## Provided entries
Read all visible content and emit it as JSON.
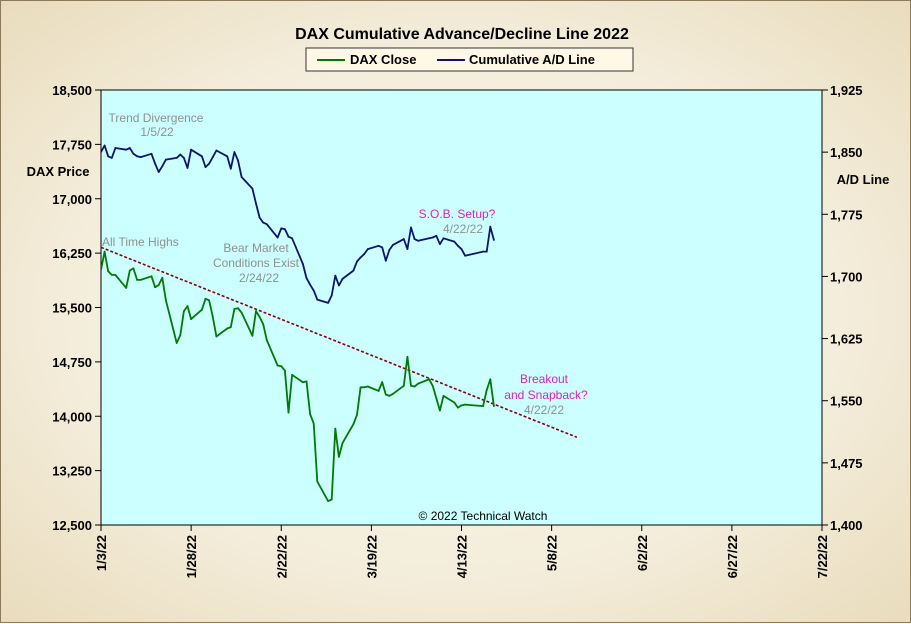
{
  "chart_data": {
    "type": "line",
    "title": "DAX Cumulative Advance/Decline Line 2022",
    "ylabel_left": "DAX Price",
    "ylabel_right": "A/D Line",
    "ylim_left": [
      12500,
      18500
    ],
    "ylim_right": [
      1400,
      1925
    ],
    "yticks_left": [
      "12,500",
      "13,250",
      "14,000",
      "14,750",
      "15,500",
      "16,250",
      "17,000",
      "17,750",
      "18,500"
    ],
    "yticks_right": [
      "1,400",
      "1,475",
      "1,550",
      "1,625",
      "1,700",
      "1,775",
      "1,850",
      "1,925"
    ],
    "xticks": [
      "1/3/22",
      "1/28/22",
      "2/22/22",
      "3/19/22",
      "4/13/22",
      "5/8/22",
      "6/2/22",
      "6/27/22",
      "7/22/22"
    ],
    "xlim": [
      "2022-01-03",
      "2022-07-22"
    ],
    "legend": [
      "DAX Close",
      "Cumulative A/D Line"
    ],
    "colors": {
      "dax": "#007a00",
      "ad": "#0d1470",
      "trend": "#8b0000",
      "plot_bg": "#ccffff",
      "magenta": "#e020c0",
      "gray": "#909090"
    },
    "series": [
      {
        "name": "DAX Close",
        "x": [
          "2022-01-03",
          "2022-01-04",
          "2022-01-05",
          "2022-01-06",
          "2022-01-07",
          "2022-01-10",
          "2022-01-11",
          "2022-01-12",
          "2022-01-13",
          "2022-01-14",
          "2022-01-17",
          "2022-01-18",
          "2022-01-19",
          "2022-01-20",
          "2022-01-21",
          "2022-01-24",
          "2022-01-25",
          "2022-01-26",
          "2022-01-27",
          "2022-01-28",
          "2022-01-31",
          "2022-02-01",
          "2022-02-02",
          "2022-02-03",
          "2022-02-04",
          "2022-02-07",
          "2022-02-08",
          "2022-02-09",
          "2022-02-10",
          "2022-02-11",
          "2022-02-14",
          "2022-02-15",
          "2022-02-16",
          "2022-02-17",
          "2022-02-18",
          "2022-02-21",
          "2022-02-22",
          "2022-02-23",
          "2022-02-24",
          "2022-02-25",
          "2022-02-28",
          "2022-03-01",
          "2022-03-02",
          "2022-03-03",
          "2022-03-04",
          "2022-03-07",
          "2022-03-08",
          "2022-03-09",
          "2022-03-10",
          "2022-03-11",
          "2022-03-14",
          "2022-03-15",
          "2022-03-16",
          "2022-03-17",
          "2022-03-18",
          "2022-03-21",
          "2022-03-22",
          "2022-03-23",
          "2022-03-24",
          "2022-03-25",
          "2022-03-28",
          "2022-03-29",
          "2022-03-30",
          "2022-03-31",
          "2022-04-01",
          "2022-04-04",
          "2022-04-05",
          "2022-04-06",
          "2022-04-07",
          "2022-04-08",
          "2022-04-11",
          "2022-04-12",
          "2022-04-13",
          "2022-04-14",
          "2022-04-19",
          "2022-04-20",
          "2022-04-21",
          "2022-04-22"
        ],
        "y": [
          16020,
          16270,
          16000,
          15950,
          15950,
          15770,
          16010,
          16040,
          15880,
          15880,
          15930,
          15780,
          15810,
          15910,
          15600,
          15010,
          15120,
          15450,
          15520,
          15340,
          15470,
          15620,
          15600,
          15370,
          15100,
          15210,
          15230,
          15480,
          15490,
          15430,
          15110,
          15450,
          15370,
          15270,
          15050,
          14700,
          14690,
          14630,
          14050,
          14570,
          14470,
          14480,
          14030,
          13900,
          13100,
          12830,
          12850,
          13830,
          13440,
          13630,
          13890,
          14020,
          14400,
          14400,
          14410,
          14350,
          14470,
          14300,
          14280,
          14310,
          14420,
          14820,
          14420,
          14410,
          14450,
          14510,
          14420,
          14250,
          14080,
          14280,
          14190,
          14120,
          14150,
          14160,
          14140,
          14360,
          14510,
          14140
        ]
      },
      {
        "name": "Cumulative A/D Line",
        "x": [
          "2022-01-03",
          "2022-01-04",
          "2022-01-05",
          "2022-01-06",
          "2022-01-07",
          "2022-01-10",
          "2022-01-11",
          "2022-01-12",
          "2022-01-13",
          "2022-01-14",
          "2022-01-17",
          "2022-01-18",
          "2022-01-19",
          "2022-01-20",
          "2022-01-21",
          "2022-01-24",
          "2022-01-25",
          "2022-01-26",
          "2022-01-27",
          "2022-01-28",
          "2022-01-31",
          "2022-02-01",
          "2022-02-02",
          "2022-02-03",
          "2022-02-04",
          "2022-02-07",
          "2022-02-08",
          "2022-02-09",
          "2022-02-10",
          "2022-02-11",
          "2022-02-14",
          "2022-02-15",
          "2022-02-16",
          "2022-02-17",
          "2022-02-18",
          "2022-02-21",
          "2022-02-22",
          "2022-02-23",
          "2022-02-24",
          "2022-02-25",
          "2022-02-28",
          "2022-03-01",
          "2022-03-02",
          "2022-03-03",
          "2022-03-04",
          "2022-03-07",
          "2022-03-08",
          "2022-03-09",
          "2022-03-10",
          "2022-03-11",
          "2022-03-14",
          "2022-03-15",
          "2022-03-16",
          "2022-03-17",
          "2022-03-18",
          "2022-03-21",
          "2022-03-22",
          "2022-03-23",
          "2022-03-24",
          "2022-03-25",
          "2022-03-28",
          "2022-03-29",
          "2022-03-30",
          "2022-03-31",
          "2022-04-01",
          "2022-04-04",
          "2022-04-05",
          "2022-04-06",
          "2022-04-07",
          "2022-04-08",
          "2022-04-11",
          "2022-04-12",
          "2022-04-13",
          "2022-04-14",
          "2022-04-19",
          "2022-04-20",
          "2022-04-21",
          "2022-04-22"
        ],
        "y": [
          1850,
          1858,
          1845,
          1843,
          1855,
          1853,
          1855,
          1848,
          1845,
          1844,
          1848,
          1836,
          1826,
          1833,
          1841,
          1843,
          1847,
          1843,
          1831,
          1853,
          1845,
          1832,
          1836,
          1844,
          1852,
          1845,
          1830,
          1850,
          1840,
          1820,
          1806,
          1788,
          1771,
          1765,
          1763,
          1747,
          1758,
          1757,
          1748,
          1746,
          1715,
          1698,
          1690,
          1683,
          1672,
          1668,
          1677,
          1701,
          1689,
          1697,
          1707,
          1718,
          1723,
          1727,
          1733,
          1737,
          1735,
          1719,
          1732,
          1738,
          1745,
          1733,
          1759,
          1745,
          1743,
          1746,
          1747,
          1749,
          1739,
          1746,
          1742,
          1737,
          1733,
          1725,
          1730,
          1730,
          1760,
          1744
        ]
      }
    ],
    "trend_line": {
      "x": [
        "2022-01-03",
        "2022-05-15"
      ],
      "y": [
        16330,
        13710
      ]
    },
    "annotations": {
      "trend_divergence": "Trend  Divergence",
      "trend_divergence_date": "1/5/22",
      "all_time_highs": "All Time Highs",
      "bear_market_1": "Bear Market",
      "bear_market_2": "Conditions  Exist",
      "bear_market_date": "2/24/22",
      "sob_setup": "S.O.B. Setup?",
      "sob_date": "4/22/22",
      "breakout": "Breakout",
      "snapback": "and  Snapback?",
      "breakout_date": "4/22/22",
      "copyright": "© 2022  Technical  Watch"
    }
  }
}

## Stated problem
Repeat every record above exactly, but leave out any pictures.

## Worked answer
Read all visible content and emit it as JSON.
{
  "chart_data": {
    "type": "line",
    "title": "DAX Cumulative Advance/Decline Line 2022",
    "ylabel_left": "DAX Price",
    "ylabel_right": "A/D Line",
    "ylim_left": [
      12500,
      18500
    ],
    "ylim_right": [
      1400,
      1925
    ],
    "yticks_left": [
      "12,500",
      "13,250",
      "14,000",
      "14,750",
      "15,500",
      "16,250",
      "17,000",
      "17,750",
      "18,500"
    ],
    "yticks_right": [
      "1,400",
      "1,475",
      "1,550",
      "1,625",
      "1,700",
      "1,775",
      "1,850",
      "1,925"
    ],
    "xticks": [
      "1/3/22",
      "1/28/22",
      "2/22/22",
      "3/19/22",
      "4/13/22",
      "5/8/22",
      "6/2/22",
      "6/27/22",
      "7/22/22"
    ],
    "xlim": [
      "2022-01-03",
      "2022-07-22"
    ],
    "legend": [
      "DAX Close",
      "Cumulative A/D Line"
    ],
    "colors": {
      "dax": "#007a00",
      "ad": "#0d1470",
      "trend": "#8b0000",
      "plot_bg": "#ccffff",
      "magenta": "#e020c0",
      "gray": "#909090"
    },
    "series": [
      {
        "name": "DAX Close",
        "x": [
          "2022-01-03",
          "2022-01-04",
          "2022-01-05",
          "2022-01-06",
          "2022-01-07",
          "2022-01-10",
          "2022-01-11",
          "2022-01-12",
          "2022-01-13",
          "2022-01-14",
          "2022-01-17",
          "2022-01-18",
          "2022-01-19",
          "2022-01-20",
          "2022-01-21",
          "2022-01-24",
          "2022-01-25",
          "2022-01-26",
          "2022-01-27",
          "2022-01-28",
          "2022-01-31",
          "2022-02-01",
          "2022-02-02",
          "2022-02-03",
          "2022-02-04",
          "2022-02-07",
          "2022-02-08",
          "2022-02-09",
          "2022-02-10",
          "2022-02-11",
          "2022-02-14",
          "2022-02-15",
          "2022-02-16",
          "2022-02-17",
          "2022-02-18",
          "2022-02-21",
          "2022-02-22",
          "2022-02-23",
          "2022-02-24",
          "2022-02-25",
          "2022-02-28",
          "2022-03-01",
          "2022-03-02",
          "2022-03-03",
          "2022-03-04",
          "2022-03-07",
          "2022-03-08",
          "2022-03-09",
          "2022-03-10",
          "2022-03-11",
          "2022-03-14",
          "2022-03-15",
          "2022-03-16",
          "2022-03-17",
          "2022-03-18",
          "2022-03-21",
          "2022-03-22",
          "2022-03-23",
          "2022-03-24",
          "2022-03-25",
          "2022-03-28",
          "2022-03-29",
          "2022-03-30",
          "2022-03-31",
          "2022-04-01",
          "2022-04-04",
          "2022-04-05",
          "2022-04-06",
          "2022-04-07",
          "2022-04-08",
          "2022-04-11",
          "2022-04-12",
          "2022-04-13",
          "2022-04-14",
          "2022-04-19",
          "2022-04-20",
          "2022-04-21",
          "2022-04-22"
        ],
        "y": [
          16020,
          16270,
          16000,
          15950,
          15950,
          15770,
          16010,
          16040,
          15880,
          15880,
          15930,
          15780,
          15810,
          15910,
          15600,
          15010,
          15120,
          15450,
          15520,
          15340,
          15470,
          15620,
          15600,
          15370,
          15100,
          15210,
          15230,
          15480,
          15490,
          15430,
          15110,
          15450,
          15370,
          15270,
          15050,
          14700,
          14690,
          14630,
          14050,
          14570,
          14470,
          14480,
          14030,
          13900,
          13100,
          12830,
          12850,
          13830,
          13440,
          13630,
          13890,
          14020,
          14400,
          14400,
          14410,
          14350,
          14470,
          14300,
          14280,
          14310,
          14420,
          14820,
          14420,
          14410,
          14450,
          14510,
          14420,
          14250,
          14080,
          14280,
          14190,
          14120,
          14150,
          14160,
          14140,
          14360,
          14510,
          14140
        ]
      },
      {
        "name": "Cumulative A/D Line",
        "x": [
          "2022-01-03",
          "2022-01-04",
          "2022-01-05",
          "2022-01-06",
          "2022-01-07",
          "2022-01-10",
          "2022-01-11",
          "2022-01-12",
          "2022-01-13",
          "2022-01-14",
          "2022-01-17",
          "2022-01-18",
          "2022-01-19",
          "2022-01-20",
          "2022-01-21",
          "2022-01-24",
          "2022-01-25",
          "2022-01-26",
          "2022-01-27",
          "2022-01-28",
          "2022-01-31",
          "2022-02-01",
          "2022-02-02",
          "2022-02-03",
          "2022-02-04",
          "2022-02-07",
          "2022-02-08",
          "2022-02-09",
          "2022-02-10",
          "2022-02-11",
          "2022-02-14",
          "2022-02-15",
          "2022-02-16",
          "2022-02-17",
          "2022-02-18",
          "2022-02-21",
          "2022-02-22",
          "2022-02-23",
          "2022-02-24",
          "2022-02-25",
          "2022-02-28",
          "2022-03-01",
          "2022-03-02",
          "2022-03-03",
          "2022-03-04",
          "2022-03-07",
          "2022-03-08",
          "2022-03-09",
          "2022-03-10",
          "2022-03-11",
          "2022-03-14",
          "2022-03-15",
          "2022-03-16",
          "2022-03-17",
          "2022-03-18",
          "2022-03-21",
          "2022-03-22",
          "2022-03-23",
          "2022-03-24",
          "2022-03-25",
          "2022-03-28",
          "2022-03-29",
          "2022-03-30",
          "2022-03-31",
          "2022-04-01",
          "2022-04-04",
          "2022-04-05",
          "2022-04-06",
          "2022-04-07",
          "2022-04-08",
          "2022-04-11",
          "2022-04-12",
          "2022-04-13",
          "2022-04-14",
          "2022-04-19",
          "2022-04-20",
          "2022-04-21",
          "2022-04-22"
        ],
        "y": [
          1850,
          1858,
          1845,
          1843,
          1855,
          1853,
          1855,
          1848,
          1845,
          1844,
          1848,
          1836,
          1826,
          1833,
          1841,
          1843,
          1847,
          1843,
          1831,
          1853,
          1845,
          1832,
          1836,
          1844,
          1852,
          1845,
          1830,
          1850,
          1840,
          1820,
          1806,
          1788,
          1771,
          1765,
          1763,
          1747,
          1758,
          1757,
          1748,
          1746,
          1715,
          1698,
          1690,
          1683,
          1672,
          1668,
          1677,
          1701,
          1689,
          1697,
          1707,
          1718,
          1723,
          1727,
          1733,
          1737,
          1735,
          1719,
          1732,
          1738,
          1745,
          1733,
          1759,
          1745,
          1743,
          1746,
          1747,
          1749,
          1739,
          1746,
          1742,
          1737,
          1733,
          1725,
          1730,
          1730,
          1760,
          1744
        ]
      }
    ],
    "trend_line": {
      "x": [
        "2022-01-03",
        "2022-05-15"
      ],
      "y": [
        16330,
        13710
      ]
    },
    "annotations": {
      "trend_divergence": "Trend  Divergence",
      "trend_divergence_date": "1/5/22",
      "all_time_highs": "All Time Highs",
      "bear_market_1": "Bear Market",
      "bear_market_2": "Conditions  Exist",
      "bear_market_date": "2/24/22",
      "sob_setup": "S.O.B. Setup?",
      "sob_date": "4/22/22",
      "breakout": "Breakout",
      "snapback": "and  Snapback?",
      "breakout_date": "4/22/22",
      "copyright": "© 2022  Technical  Watch"
    }
  }
}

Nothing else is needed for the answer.